◆ **GOAL**: Your task is to copy every line of the records below that contains "color".

● ● ● ● ●

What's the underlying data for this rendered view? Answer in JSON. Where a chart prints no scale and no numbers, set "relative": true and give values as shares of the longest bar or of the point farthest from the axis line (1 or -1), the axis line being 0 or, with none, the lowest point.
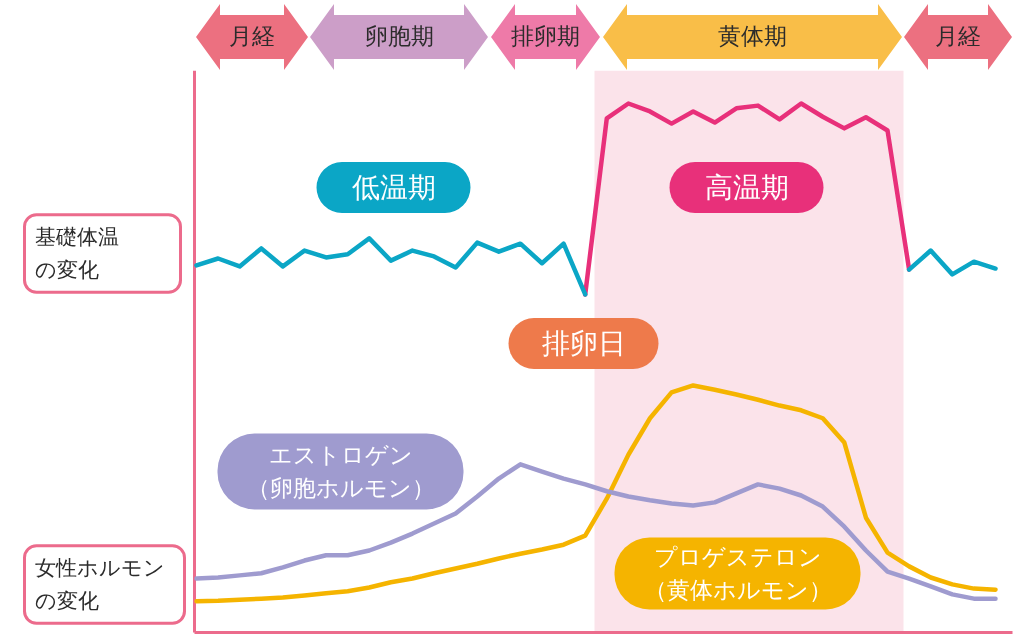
{
  "chart_data": {
    "type": "line",
    "relative": true,
    "categories": [
      null,
      null,
      null,
      null,
      null,
      null,
      null,
      null,
      null,
      null,
      null,
      null,
      null,
      null,
      null,
      null,
      null,
      null,
      null,
      null,
      null,
      null,
      null,
      null,
      null,
      null,
      null,
      null,
      null,
      null,
      null,
      null,
      null,
      null,
      null,
      null,
      null,
      null
    ],
    "series": [
      {
        "name": "低温期",
        "color": "#0ba6c6",
        "values": [
          0.694,
          0.707,
          0.692,
          0.726,
          0.692,
          0.722,
          0.709,
          0.715,
          0.745,
          0.703,
          0.722,
          0.711,
          0.69,
          0.737,
          0.72,
          0.735,
          0.698,
          0.735,
          0.639,
          null,
          null,
          null,
          null,
          null,
          null,
          null,
          null,
          null,
          null,
          null,
          null,
          null,
          null,
          0.686,
          0.722,
          0.677,
          0.701,
          0.688
        ]
      },
      {
        "name": "高温期",
        "color": "#e8307a",
        "values": [
          null,
          null,
          null,
          null,
          null,
          null,
          null,
          null,
          null,
          null,
          null,
          null,
          null,
          null,
          null,
          null,
          null,
          null,
          0.639,
          0.972,
          1.0,
          0.985,
          0.962,
          0.985,
          0.964,
          0.991,
          0.996,
          0.97,
          1.0,
          0.975,
          0.953,
          0.974,
          0.949,
          0.686,
          null,
          null,
          null,
          null
        ]
      },
      {
        "name": "エストロゲン（卵胞ホルモン）",
        "color": "#9f9bcf",
        "values": [
          0.102,
          0.104,
          0.108,
          0.112,
          0.123,
          0.136,
          0.146,
          0.146,
          0.155,
          0.17,
          0.187,
          0.206,
          0.225,
          0.257,
          0.291,
          0.318,
          0.304,
          0.291,
          0.28,
          0.267,
          0.257,
          0.25,
          0.244,
          0.24,
          0.246,
          0.263,
          0.28,
          0.272,
          0.259,
          0.238,
          0.2,
          0.155,
          0.115,
          0.102,
          0.087,
          0.072,
          0.064,
          0.064
        ]
      },
      {
        "name": "プロゲステロン（黄体ホルモン）",
        "color": "#f5b400",
        "values": [
          0.059,
          0.06,
          0.062,
          0.064,
          0.066,
          0.07,
          0.074,
          0.078,
          0.085,
          0.095,
          0.102,
          0.112,
          0.121,
          0.13,
          0.14,
          0.149,
          0.157,
          0.166,
          0.183,
          0.253,
          0.336,
          0.405,
          0.454,
          0.467,
          0.459,
          0.45,
          0.44,
          0.429,
          0.42,
          0.405,
          0.359,
          0.217,
          0.151,
          0.125,
          0.104,
          0.091,
          0.083,
          0.081
        ]
      }
    ],
    "annotations": [
      "月経",
      "卵胞期",
      "排卵期",
      "黄体期",
      "月経",
      "基礎体温の変化",
      "女性ホルモンの変化",
      "排卵日"
    ]
  }
}
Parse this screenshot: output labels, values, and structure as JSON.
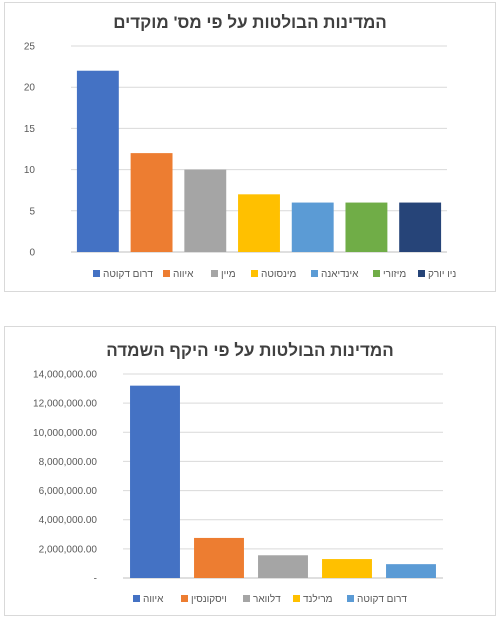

● ● ● ● ●

◆ **SOLUTION TO THIS TASK**:
        "color": "#0ba6c6",
        "color": "#e8307a",
        "color": "#9f9bcf",
        "color": "#f5b400",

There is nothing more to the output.